Dataset:
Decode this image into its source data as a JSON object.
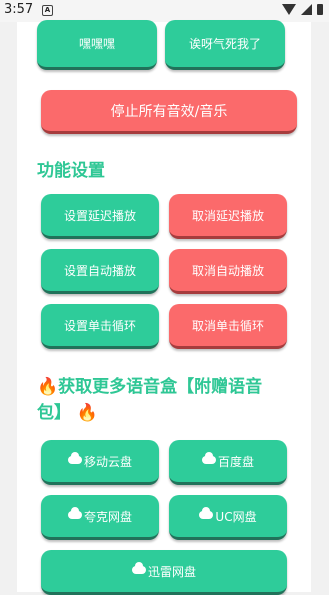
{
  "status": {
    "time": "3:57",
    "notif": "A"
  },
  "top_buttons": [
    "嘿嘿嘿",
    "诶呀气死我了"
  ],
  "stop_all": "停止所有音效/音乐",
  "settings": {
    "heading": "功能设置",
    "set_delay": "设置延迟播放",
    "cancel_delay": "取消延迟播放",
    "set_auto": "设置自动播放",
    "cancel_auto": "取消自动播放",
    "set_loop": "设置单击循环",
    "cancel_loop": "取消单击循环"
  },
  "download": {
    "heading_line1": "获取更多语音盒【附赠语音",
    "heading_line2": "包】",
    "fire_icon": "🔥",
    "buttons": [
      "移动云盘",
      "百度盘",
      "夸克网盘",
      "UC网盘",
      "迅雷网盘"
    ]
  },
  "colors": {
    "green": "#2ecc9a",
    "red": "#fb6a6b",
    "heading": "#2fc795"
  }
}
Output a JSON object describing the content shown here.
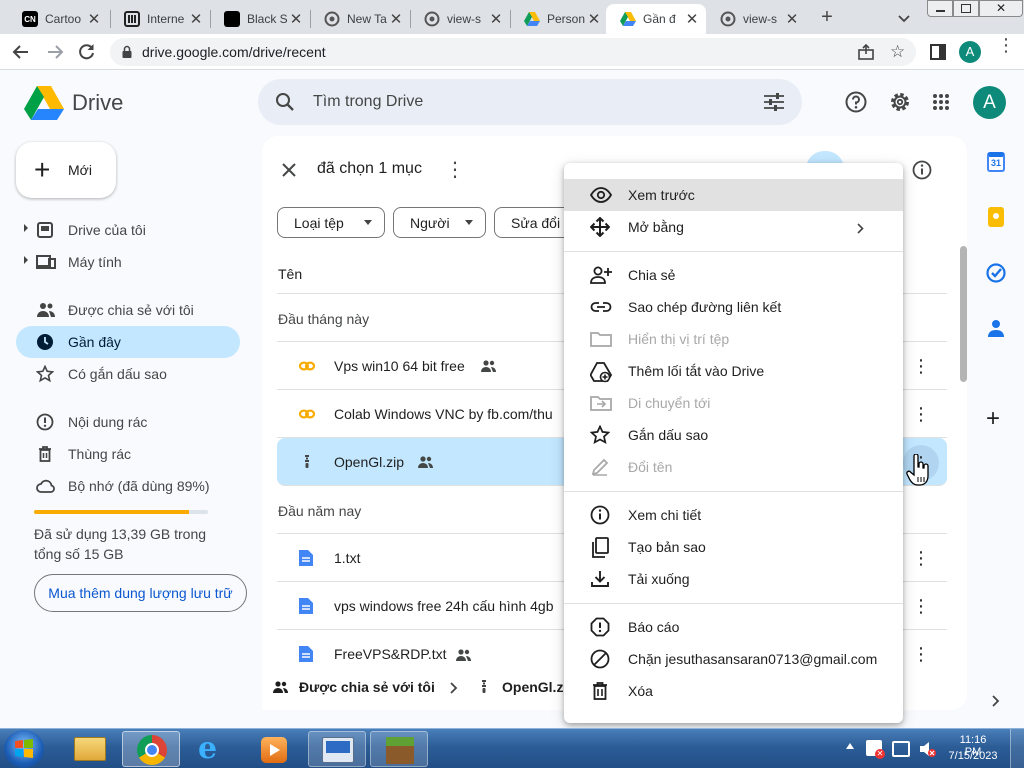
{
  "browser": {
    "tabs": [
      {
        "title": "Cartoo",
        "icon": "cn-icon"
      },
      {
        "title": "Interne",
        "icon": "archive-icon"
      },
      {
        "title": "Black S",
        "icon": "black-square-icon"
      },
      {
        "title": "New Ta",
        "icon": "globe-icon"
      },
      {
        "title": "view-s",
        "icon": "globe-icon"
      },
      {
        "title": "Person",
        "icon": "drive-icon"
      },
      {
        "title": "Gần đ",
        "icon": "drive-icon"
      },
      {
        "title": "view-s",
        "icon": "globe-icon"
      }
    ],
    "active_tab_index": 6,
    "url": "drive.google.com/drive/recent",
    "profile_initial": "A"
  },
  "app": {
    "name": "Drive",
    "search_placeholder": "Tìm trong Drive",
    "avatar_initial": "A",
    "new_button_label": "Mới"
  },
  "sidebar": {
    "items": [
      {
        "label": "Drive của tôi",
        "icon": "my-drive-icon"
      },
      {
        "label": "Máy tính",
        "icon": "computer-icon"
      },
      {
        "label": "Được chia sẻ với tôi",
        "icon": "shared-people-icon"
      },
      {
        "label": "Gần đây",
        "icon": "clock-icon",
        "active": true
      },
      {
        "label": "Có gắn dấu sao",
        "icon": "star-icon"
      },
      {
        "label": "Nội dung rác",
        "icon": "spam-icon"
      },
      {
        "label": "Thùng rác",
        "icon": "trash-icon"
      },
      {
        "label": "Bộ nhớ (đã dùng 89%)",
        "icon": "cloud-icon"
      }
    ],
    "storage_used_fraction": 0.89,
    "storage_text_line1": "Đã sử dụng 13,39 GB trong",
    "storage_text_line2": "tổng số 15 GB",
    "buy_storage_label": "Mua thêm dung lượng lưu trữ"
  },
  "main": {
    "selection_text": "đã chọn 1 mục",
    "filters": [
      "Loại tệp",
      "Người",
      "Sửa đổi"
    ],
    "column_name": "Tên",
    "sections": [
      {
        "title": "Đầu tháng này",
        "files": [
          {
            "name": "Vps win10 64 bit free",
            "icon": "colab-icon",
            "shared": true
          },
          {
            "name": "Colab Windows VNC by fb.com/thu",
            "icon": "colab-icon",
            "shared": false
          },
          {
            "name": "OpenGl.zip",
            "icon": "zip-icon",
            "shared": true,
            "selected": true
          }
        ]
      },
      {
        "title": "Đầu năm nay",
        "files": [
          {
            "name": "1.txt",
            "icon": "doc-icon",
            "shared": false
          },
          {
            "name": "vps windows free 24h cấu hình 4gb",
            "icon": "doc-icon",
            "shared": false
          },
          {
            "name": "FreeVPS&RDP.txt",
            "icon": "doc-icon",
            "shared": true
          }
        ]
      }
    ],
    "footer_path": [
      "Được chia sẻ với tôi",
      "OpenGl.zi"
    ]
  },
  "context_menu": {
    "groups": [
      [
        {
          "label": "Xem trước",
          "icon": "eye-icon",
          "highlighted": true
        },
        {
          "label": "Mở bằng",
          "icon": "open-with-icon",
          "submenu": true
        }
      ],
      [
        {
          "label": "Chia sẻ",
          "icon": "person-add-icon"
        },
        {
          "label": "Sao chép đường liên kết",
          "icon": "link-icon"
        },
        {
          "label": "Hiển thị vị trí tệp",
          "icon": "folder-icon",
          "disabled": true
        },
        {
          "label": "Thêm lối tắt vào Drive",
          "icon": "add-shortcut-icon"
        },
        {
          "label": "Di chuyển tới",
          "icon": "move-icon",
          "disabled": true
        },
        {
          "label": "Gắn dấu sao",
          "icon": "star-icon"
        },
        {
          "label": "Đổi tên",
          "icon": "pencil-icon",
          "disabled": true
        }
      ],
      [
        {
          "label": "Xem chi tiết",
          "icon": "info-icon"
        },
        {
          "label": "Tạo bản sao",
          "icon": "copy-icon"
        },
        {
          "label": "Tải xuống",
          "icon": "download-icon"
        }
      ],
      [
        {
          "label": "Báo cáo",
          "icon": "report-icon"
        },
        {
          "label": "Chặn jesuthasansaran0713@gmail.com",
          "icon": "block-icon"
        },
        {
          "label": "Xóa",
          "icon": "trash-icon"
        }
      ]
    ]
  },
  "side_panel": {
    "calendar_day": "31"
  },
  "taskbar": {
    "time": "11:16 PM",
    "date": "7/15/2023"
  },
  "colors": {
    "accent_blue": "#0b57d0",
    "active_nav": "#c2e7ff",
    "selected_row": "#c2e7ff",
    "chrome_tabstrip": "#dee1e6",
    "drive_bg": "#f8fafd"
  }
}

---

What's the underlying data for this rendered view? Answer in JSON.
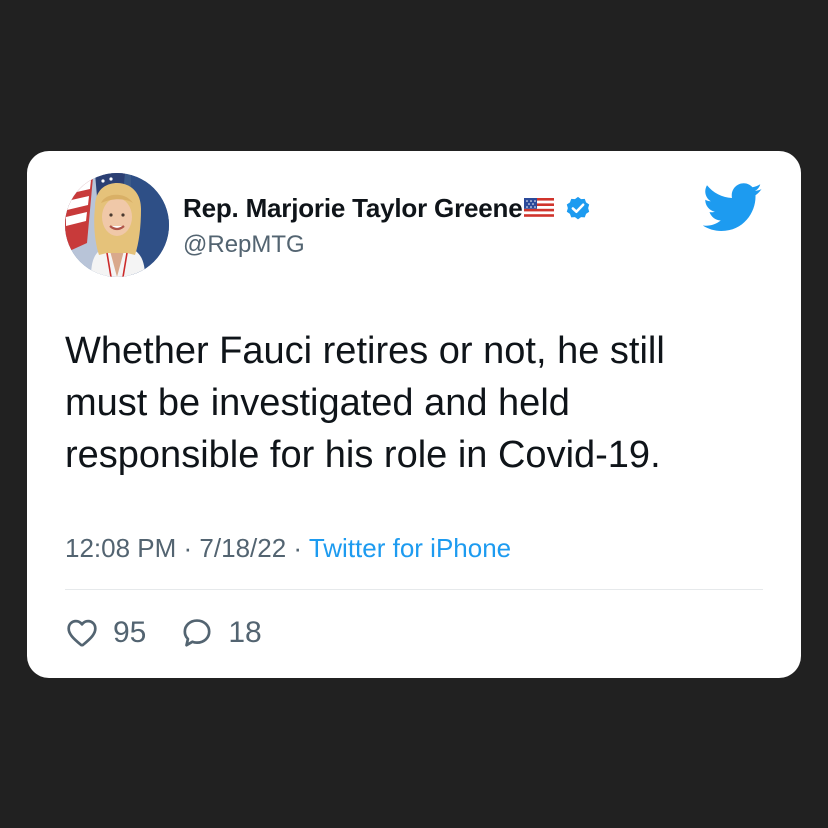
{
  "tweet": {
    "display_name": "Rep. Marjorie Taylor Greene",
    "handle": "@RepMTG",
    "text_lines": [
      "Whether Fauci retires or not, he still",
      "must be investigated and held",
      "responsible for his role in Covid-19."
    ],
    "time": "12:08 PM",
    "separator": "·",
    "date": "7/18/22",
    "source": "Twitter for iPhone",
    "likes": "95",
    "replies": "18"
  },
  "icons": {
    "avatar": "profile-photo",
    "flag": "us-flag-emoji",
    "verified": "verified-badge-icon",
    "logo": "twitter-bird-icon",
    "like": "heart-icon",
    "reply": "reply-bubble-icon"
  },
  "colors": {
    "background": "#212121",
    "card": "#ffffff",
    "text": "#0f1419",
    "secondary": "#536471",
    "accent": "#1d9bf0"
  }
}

--

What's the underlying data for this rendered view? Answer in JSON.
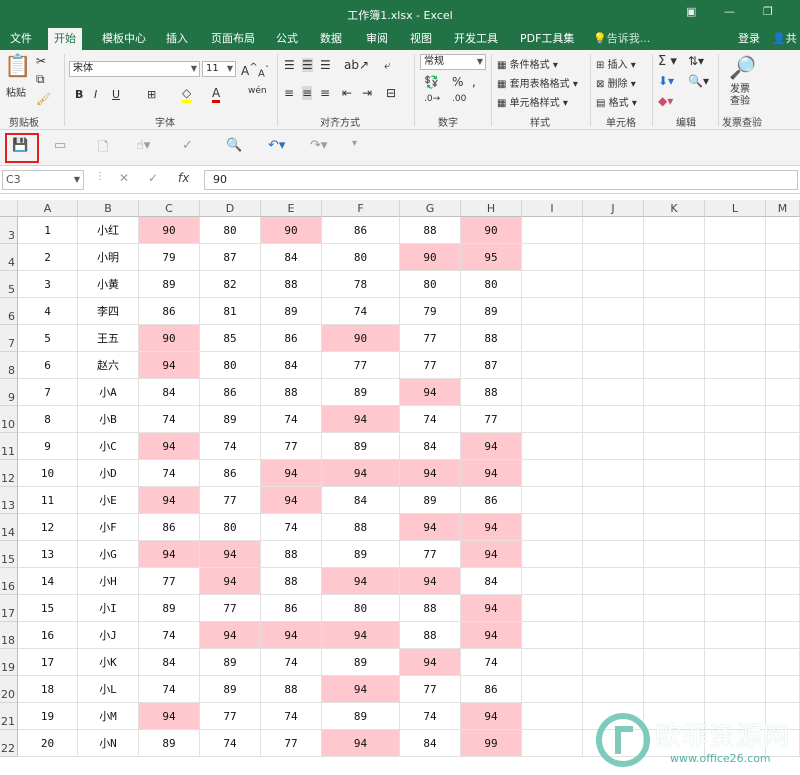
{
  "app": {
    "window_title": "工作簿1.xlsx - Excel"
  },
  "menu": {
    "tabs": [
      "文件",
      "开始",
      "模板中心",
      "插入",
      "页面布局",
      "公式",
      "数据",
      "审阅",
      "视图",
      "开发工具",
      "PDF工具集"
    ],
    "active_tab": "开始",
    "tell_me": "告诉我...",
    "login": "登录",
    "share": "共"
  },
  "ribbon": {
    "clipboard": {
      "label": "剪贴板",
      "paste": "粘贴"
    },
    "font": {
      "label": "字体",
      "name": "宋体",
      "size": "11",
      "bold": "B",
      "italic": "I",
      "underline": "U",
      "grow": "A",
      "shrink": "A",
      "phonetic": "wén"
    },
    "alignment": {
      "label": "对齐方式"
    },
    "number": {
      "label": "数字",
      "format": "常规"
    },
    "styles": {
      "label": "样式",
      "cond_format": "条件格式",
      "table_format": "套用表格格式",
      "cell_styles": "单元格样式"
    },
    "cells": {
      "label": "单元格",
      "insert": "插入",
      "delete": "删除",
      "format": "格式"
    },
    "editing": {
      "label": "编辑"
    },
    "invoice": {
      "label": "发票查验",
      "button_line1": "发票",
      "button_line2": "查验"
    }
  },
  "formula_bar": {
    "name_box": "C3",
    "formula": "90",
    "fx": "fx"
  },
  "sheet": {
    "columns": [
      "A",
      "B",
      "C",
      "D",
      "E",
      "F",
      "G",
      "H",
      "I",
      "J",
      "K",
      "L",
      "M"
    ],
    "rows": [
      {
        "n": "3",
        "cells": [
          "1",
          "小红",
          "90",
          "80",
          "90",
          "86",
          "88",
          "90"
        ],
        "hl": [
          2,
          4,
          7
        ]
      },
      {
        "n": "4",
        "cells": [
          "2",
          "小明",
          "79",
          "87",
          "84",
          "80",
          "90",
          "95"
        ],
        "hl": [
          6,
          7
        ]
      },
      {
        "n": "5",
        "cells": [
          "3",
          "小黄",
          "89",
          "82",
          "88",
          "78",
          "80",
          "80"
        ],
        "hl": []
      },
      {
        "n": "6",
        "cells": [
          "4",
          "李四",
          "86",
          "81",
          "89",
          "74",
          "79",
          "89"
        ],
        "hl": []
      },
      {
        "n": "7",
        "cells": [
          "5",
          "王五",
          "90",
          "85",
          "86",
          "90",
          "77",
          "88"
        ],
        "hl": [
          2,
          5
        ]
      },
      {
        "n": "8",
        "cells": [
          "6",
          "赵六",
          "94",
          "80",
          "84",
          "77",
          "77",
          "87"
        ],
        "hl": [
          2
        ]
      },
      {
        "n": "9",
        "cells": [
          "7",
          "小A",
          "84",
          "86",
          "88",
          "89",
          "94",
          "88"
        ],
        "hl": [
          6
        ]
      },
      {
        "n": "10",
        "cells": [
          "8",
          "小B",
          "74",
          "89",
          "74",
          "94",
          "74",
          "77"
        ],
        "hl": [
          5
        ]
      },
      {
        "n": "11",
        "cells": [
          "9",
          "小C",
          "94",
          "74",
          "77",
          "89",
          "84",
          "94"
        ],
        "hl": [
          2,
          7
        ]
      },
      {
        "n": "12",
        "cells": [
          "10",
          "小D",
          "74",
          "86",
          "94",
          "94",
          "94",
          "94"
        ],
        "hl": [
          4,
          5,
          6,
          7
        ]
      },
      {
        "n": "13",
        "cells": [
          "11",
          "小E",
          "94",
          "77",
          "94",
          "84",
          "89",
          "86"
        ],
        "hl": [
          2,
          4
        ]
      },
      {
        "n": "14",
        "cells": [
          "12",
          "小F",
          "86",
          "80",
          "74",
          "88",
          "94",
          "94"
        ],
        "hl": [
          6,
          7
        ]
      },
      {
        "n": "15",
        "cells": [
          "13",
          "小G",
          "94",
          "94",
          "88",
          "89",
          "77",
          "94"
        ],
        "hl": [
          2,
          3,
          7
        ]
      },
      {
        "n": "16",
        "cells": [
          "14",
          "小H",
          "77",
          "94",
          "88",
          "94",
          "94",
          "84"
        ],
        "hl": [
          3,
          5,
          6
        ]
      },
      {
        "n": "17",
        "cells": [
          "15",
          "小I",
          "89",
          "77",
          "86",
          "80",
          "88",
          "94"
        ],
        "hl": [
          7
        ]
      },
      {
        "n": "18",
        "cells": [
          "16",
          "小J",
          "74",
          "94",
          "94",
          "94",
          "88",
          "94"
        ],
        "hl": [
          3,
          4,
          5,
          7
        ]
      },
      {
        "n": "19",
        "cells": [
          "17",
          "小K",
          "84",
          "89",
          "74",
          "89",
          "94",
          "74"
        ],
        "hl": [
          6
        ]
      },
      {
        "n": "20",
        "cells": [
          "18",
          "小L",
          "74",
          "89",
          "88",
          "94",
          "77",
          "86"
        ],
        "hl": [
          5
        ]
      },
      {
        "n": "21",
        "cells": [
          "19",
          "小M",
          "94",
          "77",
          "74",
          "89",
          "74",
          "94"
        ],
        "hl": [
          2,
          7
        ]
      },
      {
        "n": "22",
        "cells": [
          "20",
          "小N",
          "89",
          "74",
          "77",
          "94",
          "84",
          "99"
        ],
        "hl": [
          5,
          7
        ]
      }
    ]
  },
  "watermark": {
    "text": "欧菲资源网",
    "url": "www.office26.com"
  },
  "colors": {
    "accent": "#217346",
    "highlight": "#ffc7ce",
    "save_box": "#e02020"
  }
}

To be done: Copy every line of the listing that includes the string "object".

Final result:
Decode this image into its source data as a JSON object.
Output a JSON object describing the content shown here.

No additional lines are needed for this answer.